→ What to produce
Each line of the data below must be reproduced without any change.

→ Input
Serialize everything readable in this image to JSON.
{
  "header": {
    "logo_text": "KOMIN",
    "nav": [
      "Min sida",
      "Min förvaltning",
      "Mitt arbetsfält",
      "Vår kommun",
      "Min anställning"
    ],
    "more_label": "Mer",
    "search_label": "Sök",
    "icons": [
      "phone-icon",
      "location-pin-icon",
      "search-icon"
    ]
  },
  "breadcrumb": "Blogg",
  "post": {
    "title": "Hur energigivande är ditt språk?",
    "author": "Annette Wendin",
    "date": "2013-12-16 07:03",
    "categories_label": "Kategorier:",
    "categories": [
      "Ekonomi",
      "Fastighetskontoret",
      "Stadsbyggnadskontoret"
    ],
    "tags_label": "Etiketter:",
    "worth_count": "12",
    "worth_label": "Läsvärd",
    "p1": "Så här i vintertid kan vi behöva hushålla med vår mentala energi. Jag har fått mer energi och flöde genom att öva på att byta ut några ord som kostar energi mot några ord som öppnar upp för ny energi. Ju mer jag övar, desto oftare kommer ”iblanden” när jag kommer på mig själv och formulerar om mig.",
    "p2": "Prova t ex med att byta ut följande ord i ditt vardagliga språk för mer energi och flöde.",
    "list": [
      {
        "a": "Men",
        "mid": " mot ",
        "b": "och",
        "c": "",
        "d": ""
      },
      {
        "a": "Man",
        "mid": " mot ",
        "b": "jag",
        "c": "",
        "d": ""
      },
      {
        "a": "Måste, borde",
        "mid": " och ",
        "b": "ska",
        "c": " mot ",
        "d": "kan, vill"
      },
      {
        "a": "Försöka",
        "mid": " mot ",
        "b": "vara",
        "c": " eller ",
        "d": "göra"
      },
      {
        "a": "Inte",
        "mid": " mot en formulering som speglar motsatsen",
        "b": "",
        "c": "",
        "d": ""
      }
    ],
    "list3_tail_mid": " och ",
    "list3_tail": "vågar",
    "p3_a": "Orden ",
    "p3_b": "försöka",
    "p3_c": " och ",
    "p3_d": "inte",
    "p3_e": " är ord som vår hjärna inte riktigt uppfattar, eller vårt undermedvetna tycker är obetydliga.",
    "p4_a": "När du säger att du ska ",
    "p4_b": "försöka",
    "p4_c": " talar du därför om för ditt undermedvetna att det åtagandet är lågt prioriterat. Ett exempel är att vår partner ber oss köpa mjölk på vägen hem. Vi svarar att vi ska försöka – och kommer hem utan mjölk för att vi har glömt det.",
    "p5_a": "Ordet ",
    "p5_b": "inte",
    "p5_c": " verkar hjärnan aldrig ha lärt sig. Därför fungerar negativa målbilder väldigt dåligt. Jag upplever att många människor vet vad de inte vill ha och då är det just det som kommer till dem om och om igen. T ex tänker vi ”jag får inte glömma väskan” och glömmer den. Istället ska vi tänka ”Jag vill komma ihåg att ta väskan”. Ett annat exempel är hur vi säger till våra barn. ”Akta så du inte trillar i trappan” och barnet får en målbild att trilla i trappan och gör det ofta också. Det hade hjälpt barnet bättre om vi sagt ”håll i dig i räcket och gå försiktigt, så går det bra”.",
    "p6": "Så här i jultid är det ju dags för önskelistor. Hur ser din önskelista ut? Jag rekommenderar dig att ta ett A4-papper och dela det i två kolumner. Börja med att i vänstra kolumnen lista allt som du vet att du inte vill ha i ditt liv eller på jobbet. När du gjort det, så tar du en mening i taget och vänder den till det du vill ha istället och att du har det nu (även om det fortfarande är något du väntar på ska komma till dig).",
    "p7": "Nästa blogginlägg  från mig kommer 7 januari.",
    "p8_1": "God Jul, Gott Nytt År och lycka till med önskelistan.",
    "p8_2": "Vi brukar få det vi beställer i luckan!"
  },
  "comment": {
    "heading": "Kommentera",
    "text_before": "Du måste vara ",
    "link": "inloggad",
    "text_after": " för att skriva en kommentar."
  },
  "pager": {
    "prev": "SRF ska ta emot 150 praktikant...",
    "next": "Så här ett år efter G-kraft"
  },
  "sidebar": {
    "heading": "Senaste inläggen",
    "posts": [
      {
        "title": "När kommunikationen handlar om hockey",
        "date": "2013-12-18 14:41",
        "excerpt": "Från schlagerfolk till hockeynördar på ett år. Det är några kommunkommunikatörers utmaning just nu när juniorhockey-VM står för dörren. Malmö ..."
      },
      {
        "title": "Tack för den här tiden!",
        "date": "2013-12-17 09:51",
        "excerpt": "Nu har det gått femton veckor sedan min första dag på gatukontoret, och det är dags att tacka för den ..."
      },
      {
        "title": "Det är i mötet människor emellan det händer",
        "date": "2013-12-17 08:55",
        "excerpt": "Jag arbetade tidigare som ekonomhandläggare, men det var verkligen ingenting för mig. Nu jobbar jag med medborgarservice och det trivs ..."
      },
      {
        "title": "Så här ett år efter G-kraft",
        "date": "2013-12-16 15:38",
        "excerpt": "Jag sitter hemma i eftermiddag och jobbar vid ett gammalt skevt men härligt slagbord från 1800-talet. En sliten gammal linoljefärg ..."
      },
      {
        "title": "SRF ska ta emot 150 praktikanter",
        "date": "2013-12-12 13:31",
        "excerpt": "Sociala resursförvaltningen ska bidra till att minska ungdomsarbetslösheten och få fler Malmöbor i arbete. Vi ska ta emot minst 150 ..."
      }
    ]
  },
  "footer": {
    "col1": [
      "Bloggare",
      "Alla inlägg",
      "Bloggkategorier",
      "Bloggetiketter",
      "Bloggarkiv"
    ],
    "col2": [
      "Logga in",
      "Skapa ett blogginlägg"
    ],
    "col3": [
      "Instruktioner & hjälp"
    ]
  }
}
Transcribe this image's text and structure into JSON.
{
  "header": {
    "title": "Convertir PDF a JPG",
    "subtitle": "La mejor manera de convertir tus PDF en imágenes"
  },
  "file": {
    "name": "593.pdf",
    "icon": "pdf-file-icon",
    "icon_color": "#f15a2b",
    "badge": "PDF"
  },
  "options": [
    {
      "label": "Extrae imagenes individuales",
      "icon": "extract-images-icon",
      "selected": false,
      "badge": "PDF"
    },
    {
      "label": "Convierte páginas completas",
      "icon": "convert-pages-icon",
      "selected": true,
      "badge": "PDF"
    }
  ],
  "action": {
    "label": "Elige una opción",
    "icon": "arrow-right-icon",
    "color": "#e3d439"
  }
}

→ Your solution
Serialize everything readable in this image to JSON.
{
  "header": {
    "logo_text": "KOMIN",
    "nav": [
      "Min sida",
      "Min förvaltning",
      "Mitt arbetsfält",
      "Vår kommun",
      "Min anställning"
    ],
    "more_label": "Mer",
    "search_label": "Sök",
    "icons": [
      "phone-icon",
      "location-pin-icon",
      "search-icon"
    ]
  },
  "breadcrumb": "Blogg",
  "post": {
    "title": "Hur energigivande är ditt språk?",
    "author": "Annette Wendin",
    "date": "2013-12-16 07:03",
    "categories_label": "Kategorier:",
    "categories": [
      "Ekonomi",
      "Fastighetskontoret",
      "Stadsbyggnadskontoret"
    ],
    "tags_label": "Etiketter:",
    "worth_count": "12",
    "worth_label": "Läsvärd",
    "p1": "Så här i vintertid kan vi behöva hushålla med vår mentala energi. Jag har fått mer energi och flöde genom att öva på att byta ut några ord som kostar energi mot några ord som öppnar upp för ny energi. Ju mer jag övar, desto oftare kommer ”iblanden” när jag kommer på mig själv och formulerar om mig.",
    "p2": "Prova t ex med att byta ut följande ord i ditt vardagliga språk för mer energi och flöde.",
    "list": [
      {
        "a": "Men",
        "mid": " mot ",
        "b": "och",
        "c": "",
        "d": ""
      },
      {
        "a": "Man",
        "mid": " mot ",
        "b": "jag",
        "c": "",
        "d": ""
      },
      {
        "a": "Måste, borde",
        "mid": " och ",
        "b": "ska",
        "c": " mot ",
        "d": "kan, vill"
      },
      {
        "a": "Försöka",
        "mid": " mot ",
        "b": "vara",
        "c": " eller ",
        "d": "göra"
      },
      {
        "a": "Inte",
        "mid": " mot en formulering som speglar motsatsen",
        "b": "",
        "c": "",
        "d": ""
      }
    ],
    "list3_tail_mid": " och ",
    "list3_tail": "vågar",
    "p3_a": "Orden ",
    "p3_b": "försöka",
    "p3_c": " och ",
    "p3_d": "inte",
    "p3_e": " är ord som vår hjärna inte riktigt uppfattar, eller vårt undermedvetna tycker är obetydliga.",
    "p4_a": "När du säger att du ska ",
    "p4_b": "försöka",
    "p4_c": " talar du därför om för ditt undermedvetna att det åtagandet är lågt prioriterat. Ett exempel är att vår partner ber oss köpa mjölk på vägen hem. Vi svarar att vi ska försöka – och kommer hem utan mjölk för att vi har glömt det.",
    "p5_a": "Ordet ",
    "p5_b": "inte",
    "p5_c": " verkar hjärnan aldrig ha lärt sig. Därför fungerar negativa målbilder väldigt dåligt. Jag upplever att många människor vet vad de inte vill ha och då är det just det som kommer till dem om och om igen. T ex tänker vi ”jag får inte glömma väskan” och glömmer den. Istället ska vi tänka ”Jag vill komma ihåg att ta väskan”. Ett annat exempel är hur vi säger till våra barn. ”Akta så du inte trillar i trappan” och barnet får en målbild att trilla i trappan och gör det ofta också. Det hade hjälpt barnet bättre om vi sagt ”håll i dig i räcket och gå försiktigt, så går det bra”.",
    "p6": "Så här i jultid är det ju dags för önskelistor. Hur ser din önskelista ut? Jag rekommenderar dig att ta ett A4-papper och dela det i två kolumner. Börja med att i vänstra kolumnen lista allt som du vet att du inte vill ha i ditt liv eller på jobbet. När du gjort det, så tar du en mening i taget och vänder den till det du vill ha istället och att du har det nu (även om det fortfarande är något du väntar på ska komma till dig).",
    "p7": "Nästa blogginlägg  från mig kommer 7 januari.",
    "p8_1": "God Jul, Gott Nytt År och lycka till med önskelistan.",
    "p8_2": "Vi brukar få det vi beställer i luckan!"
  },
  "comment": {
    "heading": "Kommentera",
    "text_before": "Du måste vara ",
    "link": "inloggad",
    "text_after": " för att skriva en kommentar."
  },
  "pager": {
    "prev": "SRF ska ta emot 150 praktikant...",
    "next": "Så här ett år efter G-kraft"
  },
  "sidebar": {
    "heading": "Senaste inläggen",
    "posts": [
      {
        "title": "När kommunikationen handlar om hockey",
        "date": "2013-12-18 14:41",
        "excerpt": "Från schlagerfolk till hockeynördar på ett år. Det är några kommunkommunikatörers utmaning just nu när juniorhockey-VM står för dörren. Malmö ..."
      },
      {
        "title": "Tack för den här tiden!",
        "date": "2013-12-17 09:51",
        "excerpt": "Nu har det gått femton veckor sedan min första dag på gatukontoret, och det är dags att tacka för den ..."
      },
      {
        "title": "Det är i mötet människor emellan det händer",
        "date": "2013-12-17 08:55",
        "excerpt": "Jag arbetade tidigare som ekonomhandläggare, men det var verkligen ingenting för mig. Nu jobbar jag med medborgarservice och det trivs ..."
      },
      {
        "title": "Så här ett år efter G-kraft",
        "date": "2013-12-16 15:38",
        "excerpt": "Jag sitter hemma i eftermiddag och jobbar vid ett gammalt skevt men härligt slagbord från 1800-talet. En sliten gammal linoljefärg ..."
      },
      {
        "title": "SRF ska ta emot 150 praktikanter",
        "date": "2013-12-12 13:31",
        "excerpt": "Sociala resursförvaltningen ska bidra till att minska ungdomsarbetslösheten och få fler Malmöbor i arbete. Vi ska ta emot minst 150 ..."
      }
    ]
  },
  "footer": {
    "col1": [
      "Bloggare",
      "Alla inlägg",
      "Bloggkategorier",
      "Bloggetiketter",
      "Bloggarkiv"
    ],
    "col2": [
      "Logga in",
      "Skapa ett blogginlägg"
    ],
    "col3": [
      "Instruktioner & hjälp"
    ]
  }
}
Transcribe this image's text and structure into JSON.
{
  "header": {
    "title": "Convertir PDF a JPG",
    "subtitle": "La mejor manera de convertir tus PDF en imágenes"
  },
  "file": {
    "name": "593.pdf",
    "icon": "pdf-file-icon",
    "icon_color": "#f15a2b",
    "badge": "PDF"
  },
  "options": [
    {
      "label": "Extrae imagenes individuales",
      "icon": "extract-images-icon",
      "selected": false,
      "badge": "PDF"
    },
    {
      "label": "Convierte páginas completas",
      "icon": "convert-pages-icon",
      "selected": true,
      "badge": "PDF"
    }
  ],
  "action": {
    "label": "Elige una opción",
    "icon": "arrow-right-icon",
    "color": "#e3d439"
  }
}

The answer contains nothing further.